Extracted information:
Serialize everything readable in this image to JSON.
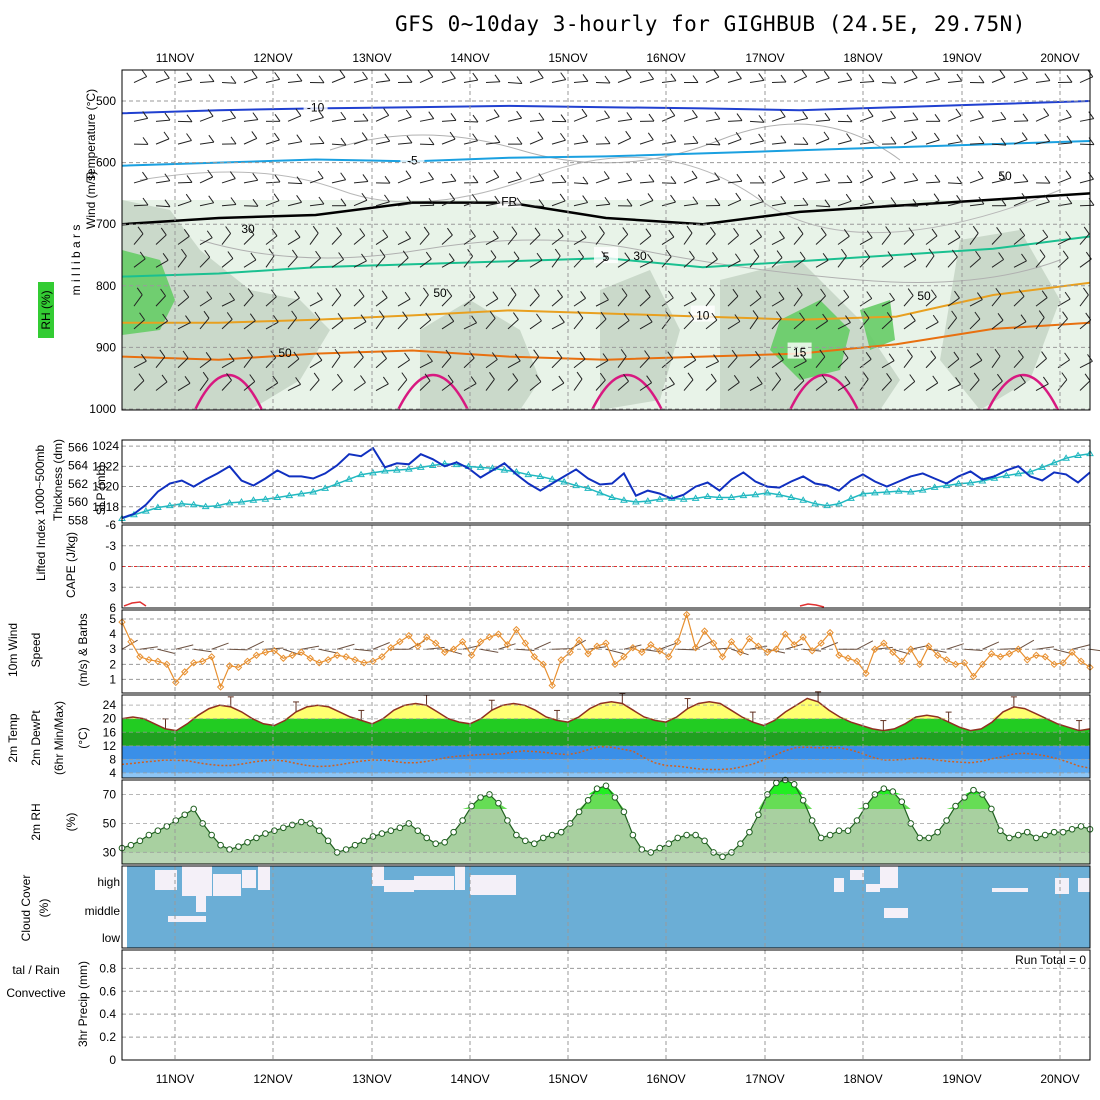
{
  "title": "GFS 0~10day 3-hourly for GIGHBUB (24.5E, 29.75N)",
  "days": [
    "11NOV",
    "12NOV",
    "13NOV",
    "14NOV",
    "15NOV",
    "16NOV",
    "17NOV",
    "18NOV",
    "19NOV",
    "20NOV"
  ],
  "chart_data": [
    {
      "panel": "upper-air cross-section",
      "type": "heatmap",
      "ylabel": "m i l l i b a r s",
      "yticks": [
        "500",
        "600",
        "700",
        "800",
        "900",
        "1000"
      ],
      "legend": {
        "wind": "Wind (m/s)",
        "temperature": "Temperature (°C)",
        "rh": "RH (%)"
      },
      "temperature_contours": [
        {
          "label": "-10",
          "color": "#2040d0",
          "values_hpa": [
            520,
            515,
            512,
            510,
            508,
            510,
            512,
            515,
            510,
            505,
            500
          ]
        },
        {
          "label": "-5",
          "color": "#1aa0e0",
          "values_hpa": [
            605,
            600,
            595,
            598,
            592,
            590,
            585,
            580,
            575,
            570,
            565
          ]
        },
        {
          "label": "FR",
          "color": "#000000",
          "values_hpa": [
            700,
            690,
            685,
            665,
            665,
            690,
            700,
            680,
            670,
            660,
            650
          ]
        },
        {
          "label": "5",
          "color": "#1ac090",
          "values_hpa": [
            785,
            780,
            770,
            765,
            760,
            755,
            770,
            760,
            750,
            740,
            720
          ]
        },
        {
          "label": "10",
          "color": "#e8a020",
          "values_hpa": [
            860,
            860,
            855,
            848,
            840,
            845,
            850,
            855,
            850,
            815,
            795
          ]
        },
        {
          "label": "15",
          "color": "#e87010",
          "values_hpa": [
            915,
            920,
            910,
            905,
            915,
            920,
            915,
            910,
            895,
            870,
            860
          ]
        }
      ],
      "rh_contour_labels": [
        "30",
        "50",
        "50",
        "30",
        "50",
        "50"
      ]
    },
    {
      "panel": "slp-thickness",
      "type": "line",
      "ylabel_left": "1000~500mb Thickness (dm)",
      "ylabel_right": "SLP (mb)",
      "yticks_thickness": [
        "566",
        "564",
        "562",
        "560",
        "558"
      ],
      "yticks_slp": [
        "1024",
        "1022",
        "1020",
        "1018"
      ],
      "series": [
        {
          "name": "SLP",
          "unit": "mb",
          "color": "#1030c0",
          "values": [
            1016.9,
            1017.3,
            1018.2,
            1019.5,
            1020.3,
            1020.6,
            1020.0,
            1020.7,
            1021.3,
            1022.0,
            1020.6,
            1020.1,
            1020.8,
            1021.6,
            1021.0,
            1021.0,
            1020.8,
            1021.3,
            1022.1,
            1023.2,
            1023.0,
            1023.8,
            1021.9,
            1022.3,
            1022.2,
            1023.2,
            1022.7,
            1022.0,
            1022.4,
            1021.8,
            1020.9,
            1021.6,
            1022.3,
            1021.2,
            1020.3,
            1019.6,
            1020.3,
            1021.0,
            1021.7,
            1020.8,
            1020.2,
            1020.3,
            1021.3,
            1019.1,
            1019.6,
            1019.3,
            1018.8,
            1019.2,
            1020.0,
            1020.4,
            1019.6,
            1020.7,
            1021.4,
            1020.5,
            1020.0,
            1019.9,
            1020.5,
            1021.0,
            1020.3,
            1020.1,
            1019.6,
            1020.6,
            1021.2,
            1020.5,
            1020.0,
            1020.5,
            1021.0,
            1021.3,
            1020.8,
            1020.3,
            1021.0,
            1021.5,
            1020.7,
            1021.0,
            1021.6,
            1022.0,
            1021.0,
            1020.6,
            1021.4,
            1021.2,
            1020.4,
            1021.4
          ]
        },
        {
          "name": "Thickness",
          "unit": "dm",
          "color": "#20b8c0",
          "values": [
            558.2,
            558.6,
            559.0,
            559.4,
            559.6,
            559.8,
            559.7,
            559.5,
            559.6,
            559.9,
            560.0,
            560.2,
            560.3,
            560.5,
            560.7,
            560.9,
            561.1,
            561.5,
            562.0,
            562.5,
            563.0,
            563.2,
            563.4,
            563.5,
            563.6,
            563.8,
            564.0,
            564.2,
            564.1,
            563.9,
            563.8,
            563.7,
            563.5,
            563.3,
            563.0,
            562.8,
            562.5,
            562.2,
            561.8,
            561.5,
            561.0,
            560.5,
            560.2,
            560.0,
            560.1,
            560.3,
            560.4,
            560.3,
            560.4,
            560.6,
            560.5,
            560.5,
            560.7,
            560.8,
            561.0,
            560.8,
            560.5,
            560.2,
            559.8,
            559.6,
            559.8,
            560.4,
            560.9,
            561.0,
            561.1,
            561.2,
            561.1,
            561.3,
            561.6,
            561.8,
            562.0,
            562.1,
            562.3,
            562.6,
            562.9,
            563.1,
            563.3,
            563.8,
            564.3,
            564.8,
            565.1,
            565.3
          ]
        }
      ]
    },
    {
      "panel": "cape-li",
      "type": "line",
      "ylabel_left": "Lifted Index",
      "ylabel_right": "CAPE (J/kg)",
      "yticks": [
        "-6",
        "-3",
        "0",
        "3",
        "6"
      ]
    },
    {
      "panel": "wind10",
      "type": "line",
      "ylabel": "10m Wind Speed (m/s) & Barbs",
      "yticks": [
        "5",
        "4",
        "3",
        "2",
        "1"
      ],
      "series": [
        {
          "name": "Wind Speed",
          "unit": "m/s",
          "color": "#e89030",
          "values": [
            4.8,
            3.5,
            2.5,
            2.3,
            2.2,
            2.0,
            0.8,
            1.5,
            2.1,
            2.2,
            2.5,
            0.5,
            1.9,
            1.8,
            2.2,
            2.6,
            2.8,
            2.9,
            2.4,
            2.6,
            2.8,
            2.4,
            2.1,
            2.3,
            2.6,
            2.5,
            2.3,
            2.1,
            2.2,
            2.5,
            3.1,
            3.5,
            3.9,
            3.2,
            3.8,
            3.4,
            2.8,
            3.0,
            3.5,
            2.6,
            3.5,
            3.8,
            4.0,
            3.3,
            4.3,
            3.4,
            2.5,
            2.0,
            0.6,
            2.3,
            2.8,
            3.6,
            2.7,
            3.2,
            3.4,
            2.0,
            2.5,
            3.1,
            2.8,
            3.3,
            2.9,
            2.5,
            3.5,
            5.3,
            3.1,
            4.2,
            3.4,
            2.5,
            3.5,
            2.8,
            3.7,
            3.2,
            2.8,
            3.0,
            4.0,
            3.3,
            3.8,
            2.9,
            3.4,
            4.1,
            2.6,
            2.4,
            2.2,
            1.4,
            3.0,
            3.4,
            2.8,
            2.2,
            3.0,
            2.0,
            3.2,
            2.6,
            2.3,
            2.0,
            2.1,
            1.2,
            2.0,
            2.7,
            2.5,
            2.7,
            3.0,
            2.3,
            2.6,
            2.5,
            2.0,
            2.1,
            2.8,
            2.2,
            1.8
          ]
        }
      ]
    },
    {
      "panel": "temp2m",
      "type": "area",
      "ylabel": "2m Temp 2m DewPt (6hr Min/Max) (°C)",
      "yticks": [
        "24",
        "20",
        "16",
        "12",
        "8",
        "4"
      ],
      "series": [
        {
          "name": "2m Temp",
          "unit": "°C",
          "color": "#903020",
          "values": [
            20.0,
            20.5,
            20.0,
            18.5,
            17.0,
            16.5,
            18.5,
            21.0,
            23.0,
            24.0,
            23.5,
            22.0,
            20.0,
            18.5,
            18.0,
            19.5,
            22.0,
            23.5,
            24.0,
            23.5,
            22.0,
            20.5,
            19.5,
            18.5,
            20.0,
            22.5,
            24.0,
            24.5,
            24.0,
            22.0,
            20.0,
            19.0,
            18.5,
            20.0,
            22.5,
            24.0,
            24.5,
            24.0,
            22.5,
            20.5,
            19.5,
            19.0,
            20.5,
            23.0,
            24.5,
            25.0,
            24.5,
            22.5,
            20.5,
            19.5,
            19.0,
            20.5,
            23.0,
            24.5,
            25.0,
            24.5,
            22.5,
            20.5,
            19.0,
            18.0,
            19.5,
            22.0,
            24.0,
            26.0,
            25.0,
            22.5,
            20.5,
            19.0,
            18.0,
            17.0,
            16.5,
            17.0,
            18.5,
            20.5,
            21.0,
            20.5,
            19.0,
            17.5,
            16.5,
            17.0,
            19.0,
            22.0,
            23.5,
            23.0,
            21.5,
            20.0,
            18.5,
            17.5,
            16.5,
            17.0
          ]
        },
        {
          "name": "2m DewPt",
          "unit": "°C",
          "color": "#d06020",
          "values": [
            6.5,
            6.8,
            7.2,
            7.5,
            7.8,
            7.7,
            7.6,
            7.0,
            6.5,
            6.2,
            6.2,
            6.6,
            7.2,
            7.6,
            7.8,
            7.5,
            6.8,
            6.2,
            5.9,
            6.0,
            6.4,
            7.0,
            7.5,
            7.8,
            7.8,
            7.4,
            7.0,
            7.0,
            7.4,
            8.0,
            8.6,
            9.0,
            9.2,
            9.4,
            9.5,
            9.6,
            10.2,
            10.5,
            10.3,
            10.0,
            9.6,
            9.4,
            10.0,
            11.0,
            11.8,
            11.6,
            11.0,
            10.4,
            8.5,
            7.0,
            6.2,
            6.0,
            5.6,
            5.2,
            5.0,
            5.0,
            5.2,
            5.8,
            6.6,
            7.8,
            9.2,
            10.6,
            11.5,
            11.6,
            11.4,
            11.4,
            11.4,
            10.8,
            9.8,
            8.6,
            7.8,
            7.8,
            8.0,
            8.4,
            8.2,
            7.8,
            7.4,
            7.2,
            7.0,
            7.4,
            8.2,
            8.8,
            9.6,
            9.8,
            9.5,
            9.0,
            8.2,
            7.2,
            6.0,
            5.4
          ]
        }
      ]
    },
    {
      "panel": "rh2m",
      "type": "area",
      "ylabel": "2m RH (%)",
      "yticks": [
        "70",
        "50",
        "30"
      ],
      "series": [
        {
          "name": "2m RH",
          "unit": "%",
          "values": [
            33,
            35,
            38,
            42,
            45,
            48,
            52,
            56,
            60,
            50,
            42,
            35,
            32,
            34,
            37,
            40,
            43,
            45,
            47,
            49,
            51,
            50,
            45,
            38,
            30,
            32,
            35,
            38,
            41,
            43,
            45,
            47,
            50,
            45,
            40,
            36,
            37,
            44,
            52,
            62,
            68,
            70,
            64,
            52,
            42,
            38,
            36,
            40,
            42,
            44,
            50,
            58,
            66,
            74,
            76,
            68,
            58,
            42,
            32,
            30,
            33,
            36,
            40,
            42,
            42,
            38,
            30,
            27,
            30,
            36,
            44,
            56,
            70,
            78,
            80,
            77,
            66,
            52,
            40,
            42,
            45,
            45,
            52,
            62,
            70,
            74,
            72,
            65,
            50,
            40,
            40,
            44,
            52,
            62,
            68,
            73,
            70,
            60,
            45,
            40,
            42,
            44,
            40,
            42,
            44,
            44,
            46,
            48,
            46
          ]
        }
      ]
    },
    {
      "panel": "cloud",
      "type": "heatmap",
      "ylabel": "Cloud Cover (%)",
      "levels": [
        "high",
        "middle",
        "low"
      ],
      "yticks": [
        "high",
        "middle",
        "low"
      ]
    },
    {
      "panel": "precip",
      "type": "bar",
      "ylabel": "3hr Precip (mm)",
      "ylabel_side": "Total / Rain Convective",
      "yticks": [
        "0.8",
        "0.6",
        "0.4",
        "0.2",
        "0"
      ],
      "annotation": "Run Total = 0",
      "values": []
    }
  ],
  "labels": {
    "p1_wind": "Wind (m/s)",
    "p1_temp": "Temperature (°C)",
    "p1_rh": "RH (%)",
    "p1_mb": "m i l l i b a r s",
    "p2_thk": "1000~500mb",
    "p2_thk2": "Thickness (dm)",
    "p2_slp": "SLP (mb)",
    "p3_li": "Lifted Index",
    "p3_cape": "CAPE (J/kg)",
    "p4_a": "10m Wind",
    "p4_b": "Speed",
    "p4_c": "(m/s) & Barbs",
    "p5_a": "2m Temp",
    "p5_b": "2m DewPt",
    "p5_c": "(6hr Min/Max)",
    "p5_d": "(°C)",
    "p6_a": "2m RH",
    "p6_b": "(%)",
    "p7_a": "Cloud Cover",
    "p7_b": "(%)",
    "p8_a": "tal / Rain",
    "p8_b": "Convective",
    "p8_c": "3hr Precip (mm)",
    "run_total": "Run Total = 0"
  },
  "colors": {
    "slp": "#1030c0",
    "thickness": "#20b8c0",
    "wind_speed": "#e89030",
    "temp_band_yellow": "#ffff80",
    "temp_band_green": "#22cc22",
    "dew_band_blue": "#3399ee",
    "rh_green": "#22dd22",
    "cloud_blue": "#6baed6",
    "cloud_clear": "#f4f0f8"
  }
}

Direction: Find every line in the records above that holds the word "panel", and copy each one.

Solution to this exercise:
      "panel": "upper-air cross-section",
      "panel": "slp-thickness",
      "panel": "cape-li",
      "panel": "wind10",
      "panel": "temp2m",
      "panel": "rh2m",
      "panel": "cloud",
      "panel": "precip",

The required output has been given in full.